- _AVAILABLE RECORDS_
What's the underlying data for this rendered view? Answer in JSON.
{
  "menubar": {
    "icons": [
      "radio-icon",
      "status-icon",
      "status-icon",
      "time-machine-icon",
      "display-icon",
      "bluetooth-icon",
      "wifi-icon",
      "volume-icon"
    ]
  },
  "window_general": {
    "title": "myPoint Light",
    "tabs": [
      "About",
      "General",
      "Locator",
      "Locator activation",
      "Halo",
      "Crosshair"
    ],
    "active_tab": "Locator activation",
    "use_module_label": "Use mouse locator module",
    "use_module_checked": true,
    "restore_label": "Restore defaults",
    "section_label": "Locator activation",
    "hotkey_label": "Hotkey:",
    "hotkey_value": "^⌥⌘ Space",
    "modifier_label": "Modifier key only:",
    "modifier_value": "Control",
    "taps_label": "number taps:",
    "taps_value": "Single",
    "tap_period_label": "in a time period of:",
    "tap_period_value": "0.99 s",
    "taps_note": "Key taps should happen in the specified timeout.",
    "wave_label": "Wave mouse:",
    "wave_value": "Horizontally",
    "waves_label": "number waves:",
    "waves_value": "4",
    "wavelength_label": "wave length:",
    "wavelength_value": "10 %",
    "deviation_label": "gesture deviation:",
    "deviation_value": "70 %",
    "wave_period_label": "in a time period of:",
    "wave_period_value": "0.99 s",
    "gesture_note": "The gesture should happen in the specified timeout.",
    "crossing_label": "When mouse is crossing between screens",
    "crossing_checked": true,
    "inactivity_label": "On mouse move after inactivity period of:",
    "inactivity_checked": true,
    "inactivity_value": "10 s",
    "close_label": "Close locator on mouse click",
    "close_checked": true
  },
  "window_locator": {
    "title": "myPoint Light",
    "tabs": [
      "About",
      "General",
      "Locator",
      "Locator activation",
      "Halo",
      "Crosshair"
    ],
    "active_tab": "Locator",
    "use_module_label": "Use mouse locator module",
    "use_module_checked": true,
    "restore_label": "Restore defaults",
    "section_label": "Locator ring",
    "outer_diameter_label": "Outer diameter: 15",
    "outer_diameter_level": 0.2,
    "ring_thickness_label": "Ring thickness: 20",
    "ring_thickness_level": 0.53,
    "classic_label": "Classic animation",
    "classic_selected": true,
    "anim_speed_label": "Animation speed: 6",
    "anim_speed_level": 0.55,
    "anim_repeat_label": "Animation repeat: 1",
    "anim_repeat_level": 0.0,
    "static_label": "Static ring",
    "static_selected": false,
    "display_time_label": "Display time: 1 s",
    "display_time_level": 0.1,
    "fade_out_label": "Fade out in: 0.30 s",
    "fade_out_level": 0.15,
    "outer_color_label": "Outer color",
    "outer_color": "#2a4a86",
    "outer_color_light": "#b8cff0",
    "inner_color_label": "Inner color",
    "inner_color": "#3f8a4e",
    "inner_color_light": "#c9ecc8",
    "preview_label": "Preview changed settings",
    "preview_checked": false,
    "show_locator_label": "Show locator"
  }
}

- _WHAT IS BEING ASKED_
The entries above should be repeated exactly, every one of them.

- _ANSWER FOR THIS EXERCISE_
What's the underlying data for this rendered view? Answer in JSON.
{
  "menubar": {
    "icons": [
      "radio-icon",
      "status-icon",
      "status-icon",
      "time-machine-icon",
      "display-icon",
      "bluetooth-icon",
      "wifi-icon",
      "volume-icon"
    ]
  },
  "window_general": {
    "title": "myPoint Light",
    "tabs": [
      "About",
      "General",
      "Locator",
      "Locator activation",
      "Halo",
      "Crosshair"
    ],
    "active_tab": "Locator activation",
    "use_module_label": "Use mouse locator module",
    "use_module_checked": true,
    "restore_label": "Restore defaults",
    "section_label": "Locator activation",
    "hotkey_label": "Hotkey:",
    "hotkey_value": "^⌥⌘ Space",
    "modifier_label": "Modifier key only:",
    "modifier_value": "Control",
    "taps_label": "number taps:",
    "taps_value": "Single",
    "tap_period_label": "in a time period of:",
    "tap_period_value": "0.99 s",
    "taps_note": "Key taps should happen in the specified timeout.",
    "wave_label": "Wave mouse:",
    "wave_value": "Horizontally",
    "waves_label": "number waves:",
    "waves_value": "4",
    "wavelength_label": "wave length:",
    "wavelength_value": "10 %",
    "deviation_label": "gesture deviation:",
    "deviation_value": "70 %",
    "wave_period_label": "in a time period of:",
    "wave_period_value": "0.99 s",
    "gesture_note": "The gesture should happen in the specified timeout.",
    "crossing_label": "When mouse is crossing between screens",
    "crossing_checked": true,
    "inactivity_label": "On mouse move after inactivity period of:",
    "inactivity_checked": true,
    "inactivity_value": "10 s",
    "close_label": "Close locator on mouse click",
    "close_checked": true
  },
  "window_locator": {
    "title": "myPoint Light",
    "tabs": [
      "About",
      "General",
      "Locator",
      "Locator activation",
      "Halo",
      "Crosshair"
    ],
    "active_tab": "Locator",
    "use_module_label": "Use mouse locator module",
    "use_module_checked": true,
    "restore_label": "Restore defaults",
    "section_label": "Locator ring",
    "outer_diameter_label": "Outer diameter: 15",
    "outer_diameter_level": 0.2,
    "ring_thickness_label": "Ring thickness: 20",
    "ring_thickness_level": 0.53,
    "classic_label": "Classic animation",
    "classic_selected": true,
    "anim_speed_label": "Animation speed: 6",
    "anim_speed_level": 0.55,
    "anim_repeat_label": "Animation repeat: 1",
    "anim_repeat_level": 0.0,
    "static_label": "Static ring",
    "static_selected": false,
    "display_time_label": "Display time: 1 s",
    "display_time_level": 0.1,
    "fade_out_label": "Fade out in: 0.30 s",
    "fade_out_level": 0.15,
    "outer_color_label": "Outer color",
    "outer_color": "#2a4a86",
    "outer_color_light": "#b8cff0",
    "inner_color_label": "Inner color",
    "inner_color": "#3f8a4e",
    "inner_color_light": "#c9ecc8",
    "preview_label": "Preview changed settings",
    "preview_checked": false,
    "show_locator_label": "Show locator"
  }
}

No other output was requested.